## Written exercise
Return every line of the records that contains the string "Santa", matching case exactly.
* Begin Record extracts *
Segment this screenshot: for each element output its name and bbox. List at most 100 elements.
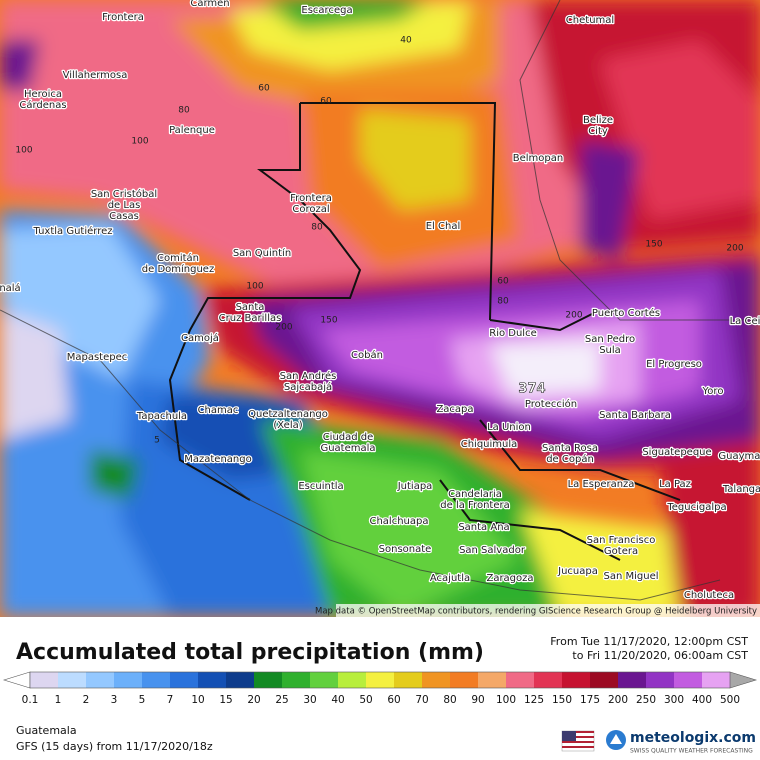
place-label: Chalchuapa: [369, 516, 428, 527]
contour-labels: 40 60 60 80 100 80 100 150 200 200 150 200 60 80 5 100: [15, 36, 743, 446]
legend-swatch: [142, 672, 171, 688]
legend-swatch: [422, 672, 451, 688]
legend-label: 300: [664, 694, 684, 706]
place-label: de Copán: [546, 453, 594, 465]
borders: [168, 102, 681, 561]
place-label: Sula: [599, 345, 621, 356]
contour-label: 100: [246, 282, 263, 292]
contour-label: 150: [320, 316, 337, 326]
contour-label: 80: [497, 297, 509, 307]
max-value-label: 374: [518, 382, 545, 397]
legend-label: 100: [496, 694, 516, 706]
legend-label: 175: [580, 694, 600, 706]
place-label: Escarcega: [301, 5, 352, 16]
place-label: El Chal: [426, 221, 461, 232]
legend-label: 500: [720, 694, 740, 706]
place-label: Comitán: [157, 252, 199, 264]
place-label: San Cristóbal: [91, 188, 157, 200]
legend-label: 10: [191, 694, 204, 706]
place-label: Puerto Cortés: [592, 307, 660, 319]
date-from: From Tue 11/17/2020, 12:00pm CST: [550, 635, 748, 648]
place-label: El Progreso: [646, 359, 702, 370]
legend-swatch: [114, 672, 143, 688]
legend-label: 60: [387, 694, 400, 706]
legend-swatch: [450, 672, 479, 688]
legend-label: 3: [111, 694, 118, 706]
place-label: Frontera: [102, 12, 144, 23]
legend-swatch: [394, 672, 423, 688]
place-label: San Miguel: [603, 571, 658, 582]
place-label: Mazatenango: [184, 454, 251, 465]
place-label: Sonsonate: [379, 544, 432, 555]
place-label: Cobán: [351, 349, 383, 361]
place-label: Tapachula: [136, 411, 187, 422]
place-label: (Xela): [273, 420, 302, 431]
flag: [561, 730, 595, 752]
brand-logo: [606, 730, 626, 750]
legend-swatch: [534, 672, 563, 688]
place-label: Ciudad de: [323, 432, 374, 443]
brand: meteologix.com: [630, 730, 756, 746]
legend-label: 125: [524, 694, 544, 706]
place-label: La Paz: [659, 479, 691, 490]
place-label: Palenque: [169, 125, 215, 136]
place-label: de Las: [108, 200, 141, 211]
place-label: Casas: [109, 211, 139, 222]
legend-label: 7: [167, 694, 174, 706]
legend-label: 20: [247, 694, 260, 706]
place-label: Carmen: [190, 0, 229, 9]
place-label: San Pedro: [585, 334, 635, 345]
legend-swatch: [646, 672, 675, 688]
legend-swatch: [170, 672, 199, 688]
place-label: La Union: [487, 422, 531, 433]
place-label: Jucuapa: [557, 566, 598, 577]
contour-label: 200: [275, 323, 292, 333]
legend-label: 50: [359, 694, 372, 706]
contour-label: 5: [154, 436, 160, 446]
place-label: Guaymas: [718, 451, 760, 462]
place-label: Villahermosa: [63, 70, 128, 81]
place-label: Mapastepec: [67, 352, 128, 363]
place-label: Santa Rosa: [542, 443, 598, 454]
legend-label: 25: [275, 694, 288, 706]
place-label: de Domínguez: [142, 263, 214, 275]
place-label: Corozal: [292, 204, 329, 215]
place-label: San Quintín: [233, 247, 291, 259]
place-label: Frontera: [290, 193, 332, 204]
region: Guatemala: [16, 724, 77, 737]
legend-swatch: [30, 672, 59, 688]
place-label: Belize: [583, 115, 613, 126]
legend-swatch: [366, 672, 395, 688]
legend-swatch: [58, 672, 87, 688]
place-label: Guatemala: [320, 443, 375, 454]
legend-label: 80: [443, 694, 456, 706]
contour-label: 60: [497, 277, 509, 287]
place-label: Zacapa: [436, 404, 473, 415]
title: Accumulated total precipitation (mm): [16, 640, 484, 665]
color-legend: 0.1 1 2 3 5 7 10 15 20 25 30 40 50 60 70 80 90 100 125 150 1…: [2, 671, 758, 706]
contour-label: 100: [15, 146, 32, 156]
place-label: Chetumal: [566, 15, 614, 26]
place-label: Acajutla: [430, 573, 470, 584]
contour-label: 40: [400, 36, 412, 46]
place-label: San Andrés: [280, 370, 337, 382]
place-label: Tuxtla Gutiérrez: [32, 225, 112, 237]
map: Carmen Frontera Escarcega Chetumal Villaherm…: [0, 0, 760, 617]
legend-swatch: [674, 672, 703, 688]
precip-field: [0, 0, 760, 617]
legend-label: 15: [219, 694, 232, 706]
contour-label: 200: [565, 311, 582, 321]
contour-label: 200: [726, 244, 743, 254]
place-labels: Carmen Frontera Escarcega Chetumal Villaherm…: [0, 0, 760, 602]
legend-label: 150: [552, 694, 572, 706]
contour-label: 60: [320, 97, 332, 107]
place-label: nalá: [0, 282, 21, 294]
place-label: Candelaria: [448, 489, 502, 500]
legend-label: 30: [303, 694, 316, 706]
place-label: Jutiapa: [397, 481, 433, 492]
legend-label: 5: [139, 694, 146, 706]
place-label: Santa Barbara: [599, 410, 671, 421]
legend-swatch: [478, 672, 507, 688]
legend-label: 1: [55, 694, 62, 706]
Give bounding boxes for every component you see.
* End Record extracts *
## Result of the task
place-label: Santa Rosa: [542, 443, 598, 454]
place-label: Santa Barbara: [599, 410, 671, 421]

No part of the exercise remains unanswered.